::: DATA SHOWN
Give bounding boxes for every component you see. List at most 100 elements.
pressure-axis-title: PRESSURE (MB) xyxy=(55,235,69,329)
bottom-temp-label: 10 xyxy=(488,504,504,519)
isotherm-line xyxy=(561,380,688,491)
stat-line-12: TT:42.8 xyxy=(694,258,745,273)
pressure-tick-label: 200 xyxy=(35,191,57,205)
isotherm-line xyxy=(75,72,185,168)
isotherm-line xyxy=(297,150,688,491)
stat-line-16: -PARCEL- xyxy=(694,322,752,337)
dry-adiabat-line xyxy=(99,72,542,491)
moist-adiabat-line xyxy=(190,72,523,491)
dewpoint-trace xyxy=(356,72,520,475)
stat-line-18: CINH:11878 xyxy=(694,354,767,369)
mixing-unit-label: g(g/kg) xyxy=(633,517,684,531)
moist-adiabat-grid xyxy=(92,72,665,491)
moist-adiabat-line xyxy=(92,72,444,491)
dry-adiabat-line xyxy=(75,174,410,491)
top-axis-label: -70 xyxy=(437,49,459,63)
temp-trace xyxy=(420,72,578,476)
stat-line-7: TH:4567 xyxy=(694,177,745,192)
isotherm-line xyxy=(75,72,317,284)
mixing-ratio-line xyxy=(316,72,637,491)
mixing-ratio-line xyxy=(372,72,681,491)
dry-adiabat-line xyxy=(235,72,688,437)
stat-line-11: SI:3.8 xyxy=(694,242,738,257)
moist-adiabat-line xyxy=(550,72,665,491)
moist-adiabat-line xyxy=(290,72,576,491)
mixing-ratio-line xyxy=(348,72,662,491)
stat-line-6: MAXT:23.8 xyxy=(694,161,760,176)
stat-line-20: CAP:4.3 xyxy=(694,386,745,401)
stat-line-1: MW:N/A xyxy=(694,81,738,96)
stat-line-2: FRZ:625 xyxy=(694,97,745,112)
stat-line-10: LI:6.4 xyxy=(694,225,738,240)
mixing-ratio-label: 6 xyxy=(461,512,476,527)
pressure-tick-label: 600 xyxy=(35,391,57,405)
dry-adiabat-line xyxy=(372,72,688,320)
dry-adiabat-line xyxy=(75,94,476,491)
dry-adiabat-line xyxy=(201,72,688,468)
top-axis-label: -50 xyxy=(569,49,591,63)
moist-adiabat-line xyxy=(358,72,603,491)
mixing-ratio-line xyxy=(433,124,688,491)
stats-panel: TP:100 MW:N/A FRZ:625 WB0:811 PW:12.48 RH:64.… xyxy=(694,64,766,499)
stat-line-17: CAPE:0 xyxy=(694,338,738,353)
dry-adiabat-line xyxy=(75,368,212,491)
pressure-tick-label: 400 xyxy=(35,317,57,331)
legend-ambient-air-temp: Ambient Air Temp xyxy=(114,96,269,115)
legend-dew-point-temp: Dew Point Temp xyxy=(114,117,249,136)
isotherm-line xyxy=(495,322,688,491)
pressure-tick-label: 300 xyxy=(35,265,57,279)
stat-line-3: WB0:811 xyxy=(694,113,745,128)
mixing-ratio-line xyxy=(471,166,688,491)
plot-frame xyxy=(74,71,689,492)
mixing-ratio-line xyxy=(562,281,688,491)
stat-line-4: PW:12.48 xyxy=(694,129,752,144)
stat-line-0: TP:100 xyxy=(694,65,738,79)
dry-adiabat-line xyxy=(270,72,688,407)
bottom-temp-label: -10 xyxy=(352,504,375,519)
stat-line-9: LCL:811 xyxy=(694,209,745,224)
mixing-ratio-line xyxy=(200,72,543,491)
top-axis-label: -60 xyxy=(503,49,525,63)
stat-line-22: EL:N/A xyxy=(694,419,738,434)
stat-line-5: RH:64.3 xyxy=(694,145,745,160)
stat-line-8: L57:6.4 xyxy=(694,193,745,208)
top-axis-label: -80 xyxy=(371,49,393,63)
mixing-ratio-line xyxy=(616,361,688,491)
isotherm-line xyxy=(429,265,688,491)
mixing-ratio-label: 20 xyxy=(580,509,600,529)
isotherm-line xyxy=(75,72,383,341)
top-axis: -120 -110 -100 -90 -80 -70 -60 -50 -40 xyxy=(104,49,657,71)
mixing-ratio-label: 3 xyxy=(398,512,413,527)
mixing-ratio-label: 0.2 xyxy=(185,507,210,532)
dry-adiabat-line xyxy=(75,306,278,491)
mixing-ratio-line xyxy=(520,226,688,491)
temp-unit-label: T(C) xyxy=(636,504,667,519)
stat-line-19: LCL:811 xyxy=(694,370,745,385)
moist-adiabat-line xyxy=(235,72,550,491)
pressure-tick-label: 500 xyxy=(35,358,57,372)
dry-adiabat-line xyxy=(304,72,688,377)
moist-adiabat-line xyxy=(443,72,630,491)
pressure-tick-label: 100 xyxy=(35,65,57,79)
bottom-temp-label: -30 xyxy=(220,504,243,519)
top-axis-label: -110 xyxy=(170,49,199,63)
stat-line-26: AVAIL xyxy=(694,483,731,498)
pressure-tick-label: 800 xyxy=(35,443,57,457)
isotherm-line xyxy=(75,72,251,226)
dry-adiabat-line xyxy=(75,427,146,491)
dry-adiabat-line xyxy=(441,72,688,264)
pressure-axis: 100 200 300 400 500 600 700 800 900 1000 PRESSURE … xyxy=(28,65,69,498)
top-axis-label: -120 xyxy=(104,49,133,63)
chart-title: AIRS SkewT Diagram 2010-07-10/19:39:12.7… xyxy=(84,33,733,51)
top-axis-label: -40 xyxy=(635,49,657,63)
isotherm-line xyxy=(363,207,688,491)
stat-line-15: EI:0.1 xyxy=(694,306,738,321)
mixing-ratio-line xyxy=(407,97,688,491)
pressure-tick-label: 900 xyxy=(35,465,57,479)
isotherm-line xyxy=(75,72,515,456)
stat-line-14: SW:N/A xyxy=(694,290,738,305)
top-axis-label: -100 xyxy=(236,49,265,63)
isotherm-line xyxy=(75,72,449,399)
::::::
## TASK DIRECTIONS
Reproduce every line above without any changes.

## EXERCISE SOLUTION
Give bounding boxes for every component you see. List at most 100 elements.
pressure-axis-title: PRESSURE (MB) xyxy=(55,235,69,329)
bottom-temp-label: 10 xyxy=(488,504,504,519)
isotherm-line xyxy=(561,380,688,491)
stat-line-12: TT:42.8 xyxy=(694,258,745,273)
pressure-tick-label: 200 xyxy=(35,191,57,205)
isotherm-line xyxy=(75,72,185,168)
isotherm-line xyxy=(297,150,688,491)
stat-line-16: -PARCEL- xyxy=(694,322,752,337)
dry-adiabat-line xyxy=(99,72,542,491)
moist-adiabat-line xyxy=(190,72,523,491)
dewpoint-trace xyxy=(356,72,520,475)
stat-line-18: CINH:11878 xyxy=(694,354,767,369)
mixing-unit-label: g(g/kg) xyxy=(633,517,684,531)
moist-adiabat-grid xyxy=(92,72,665,491)
moist-adiabat-line xyxy=(92,72,444,491)
dry-adiabat-line xyxy=(75,174,410,491)
top-axis-label: -70 xyxy=(437,49,459,63)
temp-trace xyxy=(420,72,578,476)
stat-line-7: TH:4567 xyxy=(694,177,745,192)
isotherm-line xyxy=(75,72,317,284)
mixing-ratio-line xyxy=(316,72,637,491)
mixing-ratio-line xyxy=(372,72,681,491)
dry-adiabat-line xyxy=(235,72,688,437)
stat-line-11: SI:3.8 xyxy=(694,242,738,257)
moist-adiabat-line xyxy=(550,72,665,491)
moist-adiabat-line xyxy=(290,72,576,491)
mixing-ratio-line xyxy=(348,72,662,491)
stat-line-6: MAXT:23.8 xyxy=(694,161,760,176)
stat-line-20: CAP:4.3 xyxy=(694,386,745,401)
stat-line-1: MW:N/A xyxy=(694,81,738,96)
stat-line-2: FRZ:625 xyxy=(694,97,745,112)
stat-line-10: LI:6.4 xyxy=(694,225,738,240)
mixing-ratio-label: 6 xyxy=(461,512,476,527)
pressure-tick-label: 600 xyxy=(35,391,57,405)
dry-adiabat-line xyxy=(372,72,688,320)
dry-adiabat-line xyxy=(75,94,476,491)
dry-adiabat-line xyxy=(201,72,688,468)
top-axis-label: -50 xyxy=(569,49,591,63)
moist-adiabat-line xyxy=(358,72,603,491)
mixing-ratio-line xyxy=(433,124,688,491)
stats-panel: TP:100 MW:N/A FRZ:625 WB0:811 PW:12.48 RH:64.… xyxy=(694,64,766,499)
stat-line-17: CAPE:0 xyxy=(694,338,738,353)
dry-adiabat-line xyxy=(75,368,212,491)
pressure-tick-label: 400 xyxy=(35,317,57,331)
legend-ambient-air-temp: Ambient Air Temp xyxy=(114,96,269,115)
legend-dew-point-temp: Dew Point Temp xyxy=(114,117,249,136)
isotherm-line xyxy=(495,322,688,491)
pressure-tick-label: 300 xyxy=(35,265,57,279)
stat-line-3: WB0:811 xyxy=(694,113,745,128)
mixing-ratio-line xyxy=(471,166,688,491)
plot-frame xyxy=(74,71,689,492)
mixing-ratio-line xyxy=(562,281,688,491)
stat-line-4: PW:12.48 xyxy=(694,129,752,144)
stat-line-0: TP:100 xyxy=(694,65,738,79)
dry-adiabat-line xyxy=(270,72,688,407)
bottom-temp-label: -10 xyxy=(352,504,375,519)
stat-line-9: LCL:811 xyxy=(694,209,745,224)
mixing-ratio-line xyxy=(200,72,543,491)
top-axis-label: -60 xyxy=(503,49,525,63)
stat-line-22: EL:N/A xyxy=(694,419,738,434)
stat-line-5: RH:64.3 xyxy=(694,145,745,160)
stat-line-8: L57:6.4 xyxy=(694,193,745,208)
top-axis-label: -80 xyxy=(371,49,393,63)
mixing-ratio-line xyxy=(616,361,688,491)
isotherm-line xyxy=(429,265,688,491)
mixing-ratio-label: 20 xyxy=(580,509,600,529)
isotherm-line xyxy=(75,72,383,341)
top-axis: -120 -110 -100 -90 -80 -70 -60 -50 -40 xyxy=(104,49,657,71)
mixing-ratio-label: 3 xyxy=(398,512,413,527)
mixing-ratio-label: 0.2 xyxy=(185,507,210,532)
dry-adiabat-line xyxy=(75,306,278,491)
mixing-ratio-line xyxy=(520,226,688,491)
temp-unit-label: T(C) xyxy=(636,504,667,519)
stat-line-19: LCL:811 xyxy=(694,370,745,385)
moist-adiabat-line xyxy=(235,72,550,491)
pressure-tick-label: 500 xyxy=(35,358,57,372)
dry-adiabat-line xyxy=(304,72,688,377)
moist-adiabat-line xyxy=(443,72,630,491)
pressure-tick-label: 100 xyxy=(35,65,57,79)
bottom-temp-label: -30 xyxy=(220,504,243,519)
top-axis-label: -110 xyxy=(170,49,199,63)
stat-line-26: AVAIL xyxy=(694,483,731,498)
pressure-tick-label: 800 xyxy=(35,443,57,457)
isotherm-line xyxy=(75,72,251,226)
dry-adiabat-line xyxy=(75,427,146,491)
dry-adiabat-line xyxy=(441,72,688,264)
pressure-axis: 100 200 300 400 500 600 700 800 900 1000 PRESSURE … xyxy=(28,65,69,498)
top-axis-label: -120 xyxy=(104,49,133,63)
chart-title: AIRS SkewT Diagram 2010-07-10/19:39:12.7… xyxy=(84,33,733,51)
top-axis-label: -40 xyxy=(635,49,657,63)
isotherm-line xyxy=(363,207,688,491)
stat-line-15: EI:0.1 xyxy=(694,306,738,321)
mixing-ratio-line xyxy=(407,97,688,491)
pressure-tick-label: 900 xyxy=(35,465,57,479)
isotherm-line xyxy=(75,72,515,456)
stat-line-14: SW:N/A xyxy=(694,290,738,305)
top-axis-label: -100 xyxy=(236,49,265,63)
isotherm-line xyxy=(75,72,449,399)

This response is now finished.